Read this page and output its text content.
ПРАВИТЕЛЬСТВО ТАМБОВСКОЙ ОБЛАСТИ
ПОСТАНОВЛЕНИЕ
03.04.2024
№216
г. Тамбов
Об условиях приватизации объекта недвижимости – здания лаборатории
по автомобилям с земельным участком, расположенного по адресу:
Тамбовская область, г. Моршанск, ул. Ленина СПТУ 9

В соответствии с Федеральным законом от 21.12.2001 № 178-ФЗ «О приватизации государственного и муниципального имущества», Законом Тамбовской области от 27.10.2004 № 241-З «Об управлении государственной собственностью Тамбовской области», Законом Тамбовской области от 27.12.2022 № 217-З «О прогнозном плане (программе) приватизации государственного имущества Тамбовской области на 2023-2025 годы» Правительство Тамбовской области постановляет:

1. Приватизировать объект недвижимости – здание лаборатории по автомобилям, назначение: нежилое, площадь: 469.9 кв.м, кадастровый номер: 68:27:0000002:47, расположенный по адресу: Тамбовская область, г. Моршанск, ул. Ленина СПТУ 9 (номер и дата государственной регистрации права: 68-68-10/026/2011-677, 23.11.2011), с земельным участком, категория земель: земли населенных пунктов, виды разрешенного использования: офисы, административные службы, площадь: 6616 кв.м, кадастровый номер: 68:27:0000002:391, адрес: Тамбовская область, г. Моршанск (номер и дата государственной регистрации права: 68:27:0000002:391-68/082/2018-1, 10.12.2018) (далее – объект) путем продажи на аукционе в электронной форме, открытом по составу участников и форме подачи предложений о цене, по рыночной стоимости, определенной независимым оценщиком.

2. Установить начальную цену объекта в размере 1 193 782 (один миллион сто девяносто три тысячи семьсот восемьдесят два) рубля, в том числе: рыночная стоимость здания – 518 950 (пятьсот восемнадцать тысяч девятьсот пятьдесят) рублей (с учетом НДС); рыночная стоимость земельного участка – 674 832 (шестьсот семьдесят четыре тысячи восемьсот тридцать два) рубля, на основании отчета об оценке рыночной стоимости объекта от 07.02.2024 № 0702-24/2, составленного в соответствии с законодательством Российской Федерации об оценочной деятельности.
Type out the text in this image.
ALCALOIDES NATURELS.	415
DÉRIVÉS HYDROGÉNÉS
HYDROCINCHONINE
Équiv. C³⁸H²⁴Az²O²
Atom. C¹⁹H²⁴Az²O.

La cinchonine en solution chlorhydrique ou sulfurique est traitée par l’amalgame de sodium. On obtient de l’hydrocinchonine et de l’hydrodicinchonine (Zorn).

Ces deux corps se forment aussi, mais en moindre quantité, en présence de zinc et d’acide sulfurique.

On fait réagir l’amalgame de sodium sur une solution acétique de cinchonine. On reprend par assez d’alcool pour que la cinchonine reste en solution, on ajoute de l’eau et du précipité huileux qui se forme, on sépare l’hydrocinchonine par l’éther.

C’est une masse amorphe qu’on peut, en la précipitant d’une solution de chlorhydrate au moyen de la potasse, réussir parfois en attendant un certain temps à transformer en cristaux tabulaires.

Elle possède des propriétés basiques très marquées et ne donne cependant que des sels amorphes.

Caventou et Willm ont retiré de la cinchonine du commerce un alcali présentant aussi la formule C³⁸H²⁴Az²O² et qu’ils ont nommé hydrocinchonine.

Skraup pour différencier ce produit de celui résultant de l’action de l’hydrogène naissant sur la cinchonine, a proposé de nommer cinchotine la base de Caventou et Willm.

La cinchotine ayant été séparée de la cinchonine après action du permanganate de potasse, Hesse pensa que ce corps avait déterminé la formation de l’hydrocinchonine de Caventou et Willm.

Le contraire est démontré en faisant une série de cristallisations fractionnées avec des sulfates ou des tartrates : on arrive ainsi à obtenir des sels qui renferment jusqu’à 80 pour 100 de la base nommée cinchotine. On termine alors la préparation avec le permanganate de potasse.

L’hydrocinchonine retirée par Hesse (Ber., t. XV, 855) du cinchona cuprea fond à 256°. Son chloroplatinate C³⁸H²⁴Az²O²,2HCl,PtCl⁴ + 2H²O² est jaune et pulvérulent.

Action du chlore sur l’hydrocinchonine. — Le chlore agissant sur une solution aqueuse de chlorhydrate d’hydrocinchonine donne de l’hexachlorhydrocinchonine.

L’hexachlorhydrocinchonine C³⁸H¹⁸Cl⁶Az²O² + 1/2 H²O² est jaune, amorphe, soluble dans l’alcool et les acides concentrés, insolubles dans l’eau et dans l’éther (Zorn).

What you need to do:
Return the full listing, character for character.

Result of the exercise:
Read this page and output its text content.
ПРАВИТЕЛЬСТВО ТАМБОВСКОЙ ОБЛАСТИ
ПОСТАНОВЛЕНИЕ
03.04.2024
№216
г. Тамбов
Об условиях приватизации объекта недвижимости – здания лаборатории
по автомобилям с земельным участком, расположенного по адресу:
Тамбовская область, г. Моршанск, ул. Ленина СПТУ 9

В соответствии с Федеральным законом от 21.12.2001 № 178-ФЗ «О приватизации государственного и муниципального имущества», Законом Тамбовской области от 27.10.2004 № 241-З «Об управлении государственной собственностью Тамбовской области», Законом Тамбовской области от 27.12.2022 № 217-З «О прогнозном плане (программе) приватизации государственного имущества Тамбовской области на 2023-2025 годы» Правительство Тамбовской области постановляет:

1. Приватизировать объект недвижимости – здание лаборатории по автомобилям, назначение: нежилое, площадь: 469.9 кв.м, кадастровый номер: 68:27:0000002:47, расположенный по адресу: Тамбовская область, г. Моршанск, ул. Ленина СПТУ 9 (номер и дата государственной регистрации права: 68-68-10/026/2011-677, 23.11.2011), с земельным участком, категория земель: земли населенных пунктов, виды разрешенного использования: офисы, административные службы, площадь: 6616 кв.м, кадастровый номер: 68:27:0000002:391, адрес: Тамбовская область, г. Моршанск (номер и дата государственной регистрации права: 68:27:0000002:391-68/082/2018-1, 10.12.2018) (далее – объект) путем продажи на аукционе в электронной форме, открытом по составу участников и форме подачи предложений о цене, по рыночной стоимости, определенной независимым оценщиком.

2. Установить начальную цену объекта в размере 1 193 782 (один миллион сто девяносто три тысячи семьсот восемьдесят два) рубля, в том числе: рыночная стоимость здания – 518 950 (пятьсот восемнадцать тысяч девятьсот пятьдесят) рублей (с учетом НДС); рыночная стоимость земельного участка – 674 832 (шестьсот семьдесят четыре тысячи восемьсот тридцать два) рубля, на основании отчета об оценке рыночной стоимости объекта от 07.02.2024 № 0702-24/2, составленного в соответствии с законодательством Российской Федерации об оценочной деятельности.
Type out the text in this image.
ALCALOIDES NATURELS.	415
DÉRIVÉS HYDROGÉNÉS
HYDROCINCHONINE
Équiv. C³⁸H²⁴Az²O²
Atom. C¹⁹H²⁴Az²O.

La cinchonine en solution chlorhydrique ou sulfurique est traitée par l’amalgame de sodium. On obtient de l’hydrocinchonine et de l’hydrodicinchonine (Zorn).

Ces deux corps se forment aussi, mais en moindre quantité, en présence de zinc et d’acide sulfurique.

On fait réagir l’amalgame de sodium sur une solution acétique de cinchonine. On reprend par assez d’alcool pour que la cinchonine reste en solution, on ajoute de l’eau et du précipité huileux qui se forme, on sépare l’hydrocinchonine par l’éther.

C’est une masse amorphe qu’on peut, en la précipitant d’une solution de chlorhydrate au moyen de la potasse, réussir parfois en attendant un certain temps à transformer en cristaux tabulaires.

Elle possède des propriétés basiques très marquées et ne donne cependant que des sels amorphes.

Caventou et Willm ont retiré de la cinchonine du commerce un alcali présentant aussi la formule C³⁸H²⁴Az²O² et qu’ils ont nommé hydrocinchonine.

Skraup pour différencier ce produit de celui résultant de l’action de l’hydrogène naissant sur la cinchonine, a proposé de nommer cinchotine la base de Caventou et Willm.

La cinchotine ayant été séparée de la cinchonine après action du permanganate de potasse, Hesse pensa que ce corps avait déterminé la formation de l’hydrocinchonine de Caventou et Willm.

Le contraire est démontré en faisant une série de cristallisations fractionnées avec des sulfates ou des tartrates : on arrive ainsi à obtenir des sels qui renferment jusqu’à 80 pour 100 de la base nommée cinchotine. On termine alors la préparation avec le permanganate de potasse.

L’hydrocinchonine retirée par Hesse (Ber., t. XV, 855) du cinchona cuprea fond à 256°. Son chloroplatinate C³⁸H²⁴Az²O²,2HCl,PtCl⁴ + 2H²O² est jaune et pulvérulent.

Action du chlore sur l’hydrocinchonine. — Le chlore agissant sur une solution aqueuse de chlorhydrate d’hydrocinchonine donne de l’hexachlorhydrocinchonine.

L’hexachlorhydrocinchonine C³⁸H¹⁸Cl⁶Az²O² + 1/2 H²O² est jaune, amorphe, soluble dans l’alcool et les acides concentrés, insolubles dans l’eau et dans l’éther (Zorn).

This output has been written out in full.